[Termtools] certification failures

Carsten Otto otto at informatik.rwth-aachen.de
Wed Nov 12 12:20:00 CET 2008


On Wed, Nov 12, 2008 at 12:14:12PM +0100, Simon Bailey wrote:
> if you want to use the word certification for the process of verifying  
> a proof, you should be aware of the connotations of the word.  
> certification is a boolean process, it either succeeds or fails.  
> compare certification to checksumming a file ? the value is either  
> correct or incorrect, there is no MAYBE in between... same goes for  
> digital signatures (which is the same as certifying something) ? the  
> signature is valid or invalid.

Since certification always succeeds with a result, you are right.
If you, however, do not wait for that result, you cannot know it in
advance. In this case a MAYBE would be the correct answer.

Compare this to TRSs where termination is decidable. If the tool needs more
time to find the proof and a timeout occurs, the answer must not be NO for
terminating examples. This is why we chose the YES/NO/MAYBE triple even
if YES/NO makes more sense in several cases.

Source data
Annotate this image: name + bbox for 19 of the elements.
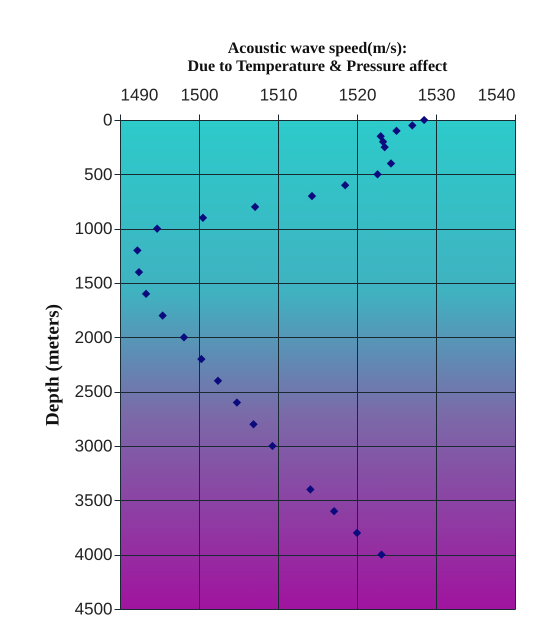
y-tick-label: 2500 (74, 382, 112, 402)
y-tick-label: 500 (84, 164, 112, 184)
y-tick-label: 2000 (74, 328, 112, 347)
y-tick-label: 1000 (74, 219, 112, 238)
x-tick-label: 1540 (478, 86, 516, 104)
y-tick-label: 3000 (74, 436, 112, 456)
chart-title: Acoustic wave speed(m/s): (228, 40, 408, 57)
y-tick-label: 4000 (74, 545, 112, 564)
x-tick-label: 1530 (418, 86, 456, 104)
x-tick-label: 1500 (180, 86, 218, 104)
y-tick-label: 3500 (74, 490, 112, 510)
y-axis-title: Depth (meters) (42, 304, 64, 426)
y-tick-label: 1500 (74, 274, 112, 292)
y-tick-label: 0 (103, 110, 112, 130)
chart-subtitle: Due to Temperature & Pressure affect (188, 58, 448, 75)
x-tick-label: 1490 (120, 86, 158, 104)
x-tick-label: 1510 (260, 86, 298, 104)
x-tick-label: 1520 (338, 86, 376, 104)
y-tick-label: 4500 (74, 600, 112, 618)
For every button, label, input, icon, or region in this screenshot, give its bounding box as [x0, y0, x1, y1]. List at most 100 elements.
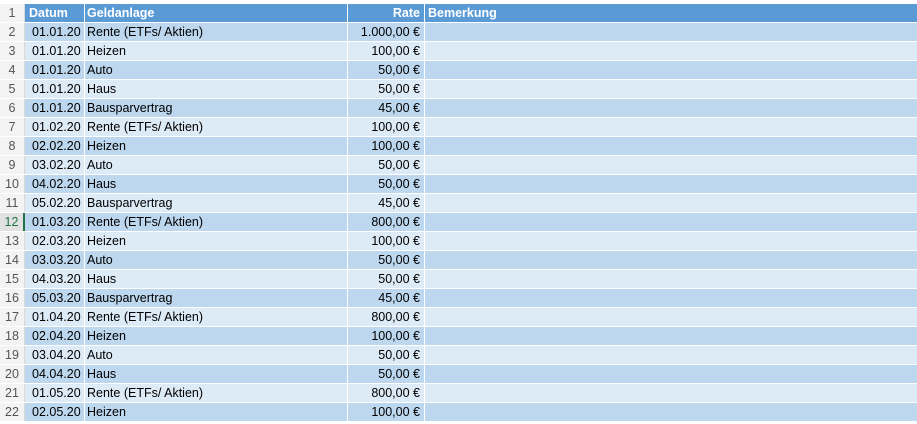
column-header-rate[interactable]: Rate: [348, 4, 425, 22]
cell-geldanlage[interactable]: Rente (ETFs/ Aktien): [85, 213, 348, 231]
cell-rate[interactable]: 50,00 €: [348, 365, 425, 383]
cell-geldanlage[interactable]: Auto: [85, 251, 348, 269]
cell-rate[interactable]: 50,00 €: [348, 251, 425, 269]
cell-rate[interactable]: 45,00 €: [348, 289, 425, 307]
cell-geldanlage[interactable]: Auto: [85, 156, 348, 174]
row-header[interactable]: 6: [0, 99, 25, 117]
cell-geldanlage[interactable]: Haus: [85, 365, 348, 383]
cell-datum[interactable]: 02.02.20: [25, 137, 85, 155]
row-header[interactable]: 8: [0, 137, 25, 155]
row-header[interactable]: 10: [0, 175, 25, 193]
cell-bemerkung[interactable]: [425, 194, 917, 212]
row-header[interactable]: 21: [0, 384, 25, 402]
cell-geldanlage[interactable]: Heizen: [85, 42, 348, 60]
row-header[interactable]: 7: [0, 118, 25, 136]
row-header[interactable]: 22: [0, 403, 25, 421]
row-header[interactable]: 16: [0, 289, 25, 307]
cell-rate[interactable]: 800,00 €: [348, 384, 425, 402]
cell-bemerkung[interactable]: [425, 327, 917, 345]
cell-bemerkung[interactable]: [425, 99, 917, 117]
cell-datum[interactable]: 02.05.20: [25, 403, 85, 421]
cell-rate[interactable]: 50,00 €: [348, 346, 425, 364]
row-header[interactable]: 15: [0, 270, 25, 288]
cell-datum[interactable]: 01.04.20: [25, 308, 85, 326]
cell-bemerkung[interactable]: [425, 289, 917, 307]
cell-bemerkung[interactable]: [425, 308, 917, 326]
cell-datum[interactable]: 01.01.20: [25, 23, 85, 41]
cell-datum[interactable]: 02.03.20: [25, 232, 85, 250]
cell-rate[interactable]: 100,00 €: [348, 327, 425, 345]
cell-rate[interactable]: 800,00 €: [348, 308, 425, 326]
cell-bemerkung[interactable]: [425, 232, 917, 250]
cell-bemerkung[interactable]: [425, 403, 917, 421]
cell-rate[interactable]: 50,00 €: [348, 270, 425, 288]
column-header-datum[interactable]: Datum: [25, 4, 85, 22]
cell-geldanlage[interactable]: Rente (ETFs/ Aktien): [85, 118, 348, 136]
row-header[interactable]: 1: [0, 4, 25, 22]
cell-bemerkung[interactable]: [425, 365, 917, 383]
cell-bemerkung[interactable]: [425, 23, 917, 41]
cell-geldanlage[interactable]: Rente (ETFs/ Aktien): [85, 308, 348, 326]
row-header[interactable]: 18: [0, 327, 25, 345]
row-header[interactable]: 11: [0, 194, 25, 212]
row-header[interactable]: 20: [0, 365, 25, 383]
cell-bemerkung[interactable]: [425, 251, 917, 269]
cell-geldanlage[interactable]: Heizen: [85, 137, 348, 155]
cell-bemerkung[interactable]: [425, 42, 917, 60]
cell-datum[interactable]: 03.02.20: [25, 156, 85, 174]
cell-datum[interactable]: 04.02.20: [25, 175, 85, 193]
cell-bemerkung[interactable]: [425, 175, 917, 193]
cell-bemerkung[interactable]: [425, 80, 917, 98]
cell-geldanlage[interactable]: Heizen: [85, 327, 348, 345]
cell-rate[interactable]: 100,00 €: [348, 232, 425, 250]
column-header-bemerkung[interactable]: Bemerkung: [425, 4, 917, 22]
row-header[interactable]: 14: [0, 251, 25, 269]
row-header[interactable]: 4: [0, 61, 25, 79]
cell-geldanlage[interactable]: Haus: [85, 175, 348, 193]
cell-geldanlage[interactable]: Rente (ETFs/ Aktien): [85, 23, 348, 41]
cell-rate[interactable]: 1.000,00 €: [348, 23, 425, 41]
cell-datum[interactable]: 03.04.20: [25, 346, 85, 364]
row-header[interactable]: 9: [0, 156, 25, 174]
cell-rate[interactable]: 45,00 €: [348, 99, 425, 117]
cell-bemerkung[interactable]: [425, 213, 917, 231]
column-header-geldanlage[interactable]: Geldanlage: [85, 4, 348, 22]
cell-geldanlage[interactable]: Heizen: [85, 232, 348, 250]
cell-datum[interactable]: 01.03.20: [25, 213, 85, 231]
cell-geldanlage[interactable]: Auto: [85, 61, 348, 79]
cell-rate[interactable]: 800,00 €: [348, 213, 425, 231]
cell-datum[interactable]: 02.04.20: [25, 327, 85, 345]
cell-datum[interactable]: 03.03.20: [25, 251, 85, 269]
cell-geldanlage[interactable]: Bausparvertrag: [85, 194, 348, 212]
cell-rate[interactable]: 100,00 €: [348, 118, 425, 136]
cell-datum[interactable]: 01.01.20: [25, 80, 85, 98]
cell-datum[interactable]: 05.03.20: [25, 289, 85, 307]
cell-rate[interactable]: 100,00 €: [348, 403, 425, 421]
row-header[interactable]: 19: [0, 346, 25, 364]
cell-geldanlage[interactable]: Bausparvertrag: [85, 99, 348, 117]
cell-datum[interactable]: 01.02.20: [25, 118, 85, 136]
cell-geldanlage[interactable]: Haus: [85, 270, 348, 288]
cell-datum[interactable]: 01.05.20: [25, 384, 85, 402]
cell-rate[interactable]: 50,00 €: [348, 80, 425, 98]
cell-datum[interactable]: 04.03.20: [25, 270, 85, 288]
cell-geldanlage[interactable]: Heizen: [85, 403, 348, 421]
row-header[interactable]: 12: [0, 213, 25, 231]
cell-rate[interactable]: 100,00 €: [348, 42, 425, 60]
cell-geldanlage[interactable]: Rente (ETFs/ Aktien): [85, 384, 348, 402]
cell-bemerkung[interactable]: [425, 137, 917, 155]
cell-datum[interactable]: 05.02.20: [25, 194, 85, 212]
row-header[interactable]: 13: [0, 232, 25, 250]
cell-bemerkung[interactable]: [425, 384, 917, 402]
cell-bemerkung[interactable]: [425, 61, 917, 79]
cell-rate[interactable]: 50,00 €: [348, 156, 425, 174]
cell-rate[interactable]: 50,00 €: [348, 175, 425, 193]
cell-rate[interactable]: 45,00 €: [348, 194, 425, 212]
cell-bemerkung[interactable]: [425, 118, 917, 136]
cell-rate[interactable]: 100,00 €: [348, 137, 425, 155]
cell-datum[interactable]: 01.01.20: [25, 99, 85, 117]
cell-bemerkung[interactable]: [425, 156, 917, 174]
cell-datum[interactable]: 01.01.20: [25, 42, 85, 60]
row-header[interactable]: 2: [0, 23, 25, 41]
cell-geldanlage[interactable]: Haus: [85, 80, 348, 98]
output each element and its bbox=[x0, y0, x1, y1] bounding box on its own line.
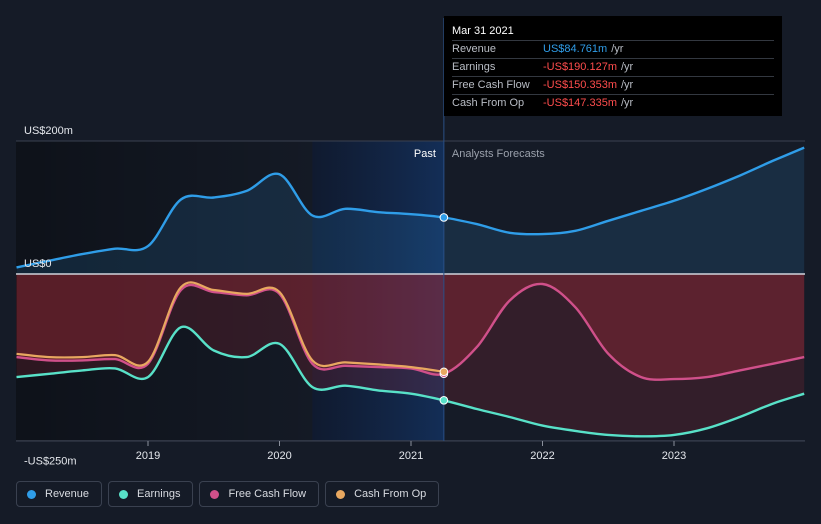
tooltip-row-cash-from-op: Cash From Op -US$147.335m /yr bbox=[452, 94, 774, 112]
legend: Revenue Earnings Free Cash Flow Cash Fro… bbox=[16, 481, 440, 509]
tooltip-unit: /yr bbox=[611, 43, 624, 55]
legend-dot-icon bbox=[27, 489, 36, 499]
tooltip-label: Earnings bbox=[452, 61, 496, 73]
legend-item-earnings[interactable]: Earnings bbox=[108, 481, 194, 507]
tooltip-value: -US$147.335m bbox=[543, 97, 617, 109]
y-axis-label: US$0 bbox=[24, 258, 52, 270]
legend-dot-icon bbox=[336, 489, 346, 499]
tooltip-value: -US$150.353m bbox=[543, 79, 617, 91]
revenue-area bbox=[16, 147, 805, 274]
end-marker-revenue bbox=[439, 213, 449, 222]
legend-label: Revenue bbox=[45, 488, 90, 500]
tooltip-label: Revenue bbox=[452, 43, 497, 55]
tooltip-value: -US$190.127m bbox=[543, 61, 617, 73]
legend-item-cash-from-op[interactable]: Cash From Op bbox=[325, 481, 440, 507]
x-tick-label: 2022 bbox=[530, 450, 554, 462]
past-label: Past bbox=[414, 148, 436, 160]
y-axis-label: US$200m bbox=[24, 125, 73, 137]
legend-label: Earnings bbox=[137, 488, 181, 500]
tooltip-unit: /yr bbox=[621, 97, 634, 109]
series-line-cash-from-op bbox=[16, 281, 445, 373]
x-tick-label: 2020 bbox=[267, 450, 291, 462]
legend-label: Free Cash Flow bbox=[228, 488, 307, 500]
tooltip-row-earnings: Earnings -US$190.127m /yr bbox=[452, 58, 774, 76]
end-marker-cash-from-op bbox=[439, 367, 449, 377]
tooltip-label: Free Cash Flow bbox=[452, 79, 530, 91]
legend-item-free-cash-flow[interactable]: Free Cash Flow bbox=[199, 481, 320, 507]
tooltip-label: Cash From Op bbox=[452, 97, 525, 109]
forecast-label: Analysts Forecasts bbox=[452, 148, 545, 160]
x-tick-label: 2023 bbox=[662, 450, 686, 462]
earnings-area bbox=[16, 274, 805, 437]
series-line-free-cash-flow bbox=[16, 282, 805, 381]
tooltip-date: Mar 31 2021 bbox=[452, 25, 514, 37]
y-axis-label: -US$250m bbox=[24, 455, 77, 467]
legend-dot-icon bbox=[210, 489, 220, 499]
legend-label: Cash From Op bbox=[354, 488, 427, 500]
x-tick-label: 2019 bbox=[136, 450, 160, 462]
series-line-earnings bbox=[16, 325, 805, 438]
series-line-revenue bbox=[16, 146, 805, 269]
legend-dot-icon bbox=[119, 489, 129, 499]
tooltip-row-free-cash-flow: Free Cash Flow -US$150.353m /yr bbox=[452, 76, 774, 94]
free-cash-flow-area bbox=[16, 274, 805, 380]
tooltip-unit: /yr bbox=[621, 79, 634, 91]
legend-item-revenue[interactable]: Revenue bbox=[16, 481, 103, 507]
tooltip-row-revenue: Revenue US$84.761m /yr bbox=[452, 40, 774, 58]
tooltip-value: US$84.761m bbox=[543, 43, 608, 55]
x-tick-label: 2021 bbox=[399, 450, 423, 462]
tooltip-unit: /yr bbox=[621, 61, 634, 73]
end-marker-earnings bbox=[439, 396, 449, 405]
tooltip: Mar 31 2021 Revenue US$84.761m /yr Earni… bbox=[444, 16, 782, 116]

Requirements →
[A] Answer these questions about the certification message:
(i) Who sent the message?
(ii) What two things does the quoted text compare certification to?
(iii) Which answer triple was chosen?
[B] Return, character for character, the part of the listing that opens with the line containing "column-header-rate[interactable]: Rate: [348, 4, 425, 22]" and closes with the line containing "row-header[interactable]: 21: [0, 384, 25, 402]", both lines included.

Solved tasks →
[A]
(i) Carsten Otto
(ii) Checksumming a file and digital signatures
(iii) YES/NO/MAYBE

[B]
column-header-rate[interactable]: Rate: [348, 4, 425, 22]
cell-geldanlage[interactable]: Rente (ETFs/ Aktien): [85, 213, 348, 231]
cell-rate[interactable]: 50,00 €: [348, 365, 425, 383]
cell-geldanlage[interactable]: Auto: [85, 251, 348, 269]
cell-rate[interactable]: 50,00 €: [348, 251, 425, 269]
cell-rate[interactable]: 45,00 €: [348, 289, 425, 307]
cell-geldanlage[interactable]: Auto: [85, 156, 348, 174]
row-header[interactable]: 6: [0, 99, 25, 117]
cell-geldanlage[interactable]: Haus: [85, 365, 348, 383]
cell-datum[interactable]: 02.02.20: [25, 137, 85, 155]
row-header[interactable]: 8: [0, 137, 25, 155]
row-header[interactable]: 10: [0, 175, 25, 193]
cell-bemerkung[interactable]: [425, 194, 917, 212]
row-header[interactable]: 21: [0, 384, 25, 402]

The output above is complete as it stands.